### TASK REQUIREMENTS
Take all the material and copy it exactly.

### Stored entries
-=-=-

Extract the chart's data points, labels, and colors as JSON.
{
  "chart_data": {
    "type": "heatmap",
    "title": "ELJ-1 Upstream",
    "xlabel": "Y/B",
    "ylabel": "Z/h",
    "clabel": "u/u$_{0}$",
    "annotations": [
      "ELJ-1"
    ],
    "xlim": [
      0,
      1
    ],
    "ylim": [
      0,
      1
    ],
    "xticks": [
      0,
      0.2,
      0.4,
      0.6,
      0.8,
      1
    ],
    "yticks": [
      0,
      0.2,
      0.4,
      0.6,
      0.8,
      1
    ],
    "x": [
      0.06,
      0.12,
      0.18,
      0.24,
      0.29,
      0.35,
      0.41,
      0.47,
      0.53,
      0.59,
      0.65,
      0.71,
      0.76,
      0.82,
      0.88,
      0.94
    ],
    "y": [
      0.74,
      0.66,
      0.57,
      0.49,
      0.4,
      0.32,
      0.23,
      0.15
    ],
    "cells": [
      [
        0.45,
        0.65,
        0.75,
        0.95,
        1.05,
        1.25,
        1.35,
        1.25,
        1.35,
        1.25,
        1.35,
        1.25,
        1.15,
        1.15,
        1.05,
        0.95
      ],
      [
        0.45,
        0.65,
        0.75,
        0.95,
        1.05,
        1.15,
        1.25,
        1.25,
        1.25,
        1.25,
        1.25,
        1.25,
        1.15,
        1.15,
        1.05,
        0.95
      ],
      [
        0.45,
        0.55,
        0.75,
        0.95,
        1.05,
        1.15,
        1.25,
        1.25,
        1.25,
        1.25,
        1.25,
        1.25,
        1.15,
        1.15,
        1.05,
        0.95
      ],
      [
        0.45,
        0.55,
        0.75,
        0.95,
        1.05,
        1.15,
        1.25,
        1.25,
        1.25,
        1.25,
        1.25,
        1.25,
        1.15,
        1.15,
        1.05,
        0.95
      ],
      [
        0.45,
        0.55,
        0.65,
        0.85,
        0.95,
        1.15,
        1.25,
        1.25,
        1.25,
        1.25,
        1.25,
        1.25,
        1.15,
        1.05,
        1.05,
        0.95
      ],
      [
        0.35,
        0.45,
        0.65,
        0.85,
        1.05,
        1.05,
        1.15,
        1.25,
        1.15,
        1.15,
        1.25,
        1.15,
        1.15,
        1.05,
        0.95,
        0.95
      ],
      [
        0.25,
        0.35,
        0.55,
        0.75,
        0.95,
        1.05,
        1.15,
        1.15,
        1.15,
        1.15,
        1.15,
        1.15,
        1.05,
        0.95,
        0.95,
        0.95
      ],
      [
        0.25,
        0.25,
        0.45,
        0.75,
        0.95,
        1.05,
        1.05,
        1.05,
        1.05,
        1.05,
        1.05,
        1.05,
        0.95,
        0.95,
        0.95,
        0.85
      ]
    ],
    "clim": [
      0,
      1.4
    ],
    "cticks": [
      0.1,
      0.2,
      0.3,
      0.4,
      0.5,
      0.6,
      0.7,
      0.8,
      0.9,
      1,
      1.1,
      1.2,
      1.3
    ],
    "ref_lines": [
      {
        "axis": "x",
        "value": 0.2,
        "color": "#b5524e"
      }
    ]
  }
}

-=-=-

### ANSWER TO THE PROBLEM
Extract the chart's data points, labels, and colors as JSON.
{
  "chart_data": {
    "type": "heatmap",
    "title": "ELJ-1 Upstream",
    "xlabel": "Y/B",
    "ylabel": "Z/h",
    "clabel": "u/u$_{0}$",
    "annotations": [
      "ELJ-1"
    ],
    "xlim": [
      0,
      1
    ],
    "ylim": [
      0,
      1
    ],
    "xticks": [
      0,
      0.2,
      0.4,
      0.6,
      0.8,
      1
    ],
    "yticks": [
      0,
      0.2,
      0.4,
      0.6,
      0.8,
      1
    ],
    "x": [
      0.06,
      0.12,
      0.18,
      0.24,
      0.29,
      0.35,
      0.41,
      0.47,
      0.53,
      0.59,
      0.65,
      0.71,
      0.76,
      0.82,
      0.88,
      0.94
    ],
    "y": [
      0.74,
      0.66,
      0.57,
      0.49,
      0.4,
      0.32,
      0.23,
      0.15
    ],
    "cells": [
      [
        0.45,
        0.65,
        0.75,
        0.95,
        1.05,
        1.25,
        1.35,
        1.25,
        1.35,
        1.25,
        1.35,
        1.25,
        1.15,
        1.15,
        1.05,
        0.95
      ],
      [
        0.45,
        0.65,
        0.75,
        0.95,
        1.05,
        1.15,
        1.25,
        1.25,
        1.25,
        1.25,
        1.25,
        1.25,
        1.15,
        1.15,
        1.05,
        0.95
      ],
      [
        0.45,
        0.55,
        0.75,
        0.95,
        1.05,
        1.15,
        1.25,
        1.25,
        1.25,
        1.25,
        1.25,
        1.25,
        1.15,
        1.15,
        1.05,
        0.95
      ],
      [
        0.45,
        0.55,
        0.75,
        0.95,
        1.05,
        1.15,
        1.25,
        1.25,
        1.25,
        1.25,
        1.25,
        1.25,
        1.15,
        1.15,
        1.05,
        0.95
      ],
      [
        0.45,
        0.55,
        0.65,
        0.85,
        0.95,
        1.15,
        1.25,
        1.25,
        1.25,
        1.25,
        1.25,
        1.25,
        1.15,
        1.05,
        1.05,
        0.95
      ],
      [
        0.35,
        0.45,
        0.65,
        0.85,
        1.05,
        1.05,
        1.15,
        1.25,
        1.15,
        1.15,
        1.25,
        1.15,
        1.15,
        1.05,
        0.95,
        0.95
      ],
      [
        0.25,
        0.35,
        0.55,
        0.75,
        0.95,
        1.05,
        1.15,
        1.15,
        1.15,
        1.15,
        1.15,
        1.15,
        1.05,
        0.95,
        0.95,
        0.95
      ],
      [
        0.25,
        0.25,
        0.45,
        0.75,
        0.95,
        1.05,
        1.05,
        1.05,
        1.05,
        1.05,
        1.05,
        1.05,
        0.95,
        0.95,
        0.95,
        0.85
      ]
    ],
    "clim": [
      0,
      1.4
    ],
    "cticks": [
      0.1,
      0.2,
      0.3,
      0.4,
      0.5,
      0.6,
      0.7,
      0.8,
      0.9,
      1,
      1.1,
      1.2,
      1.3
    ],
    "ref_lines": [
      {
        "axis": "x",
        "value": 0.2,
        "color": "#b5524e"
      }
    ]
  }
}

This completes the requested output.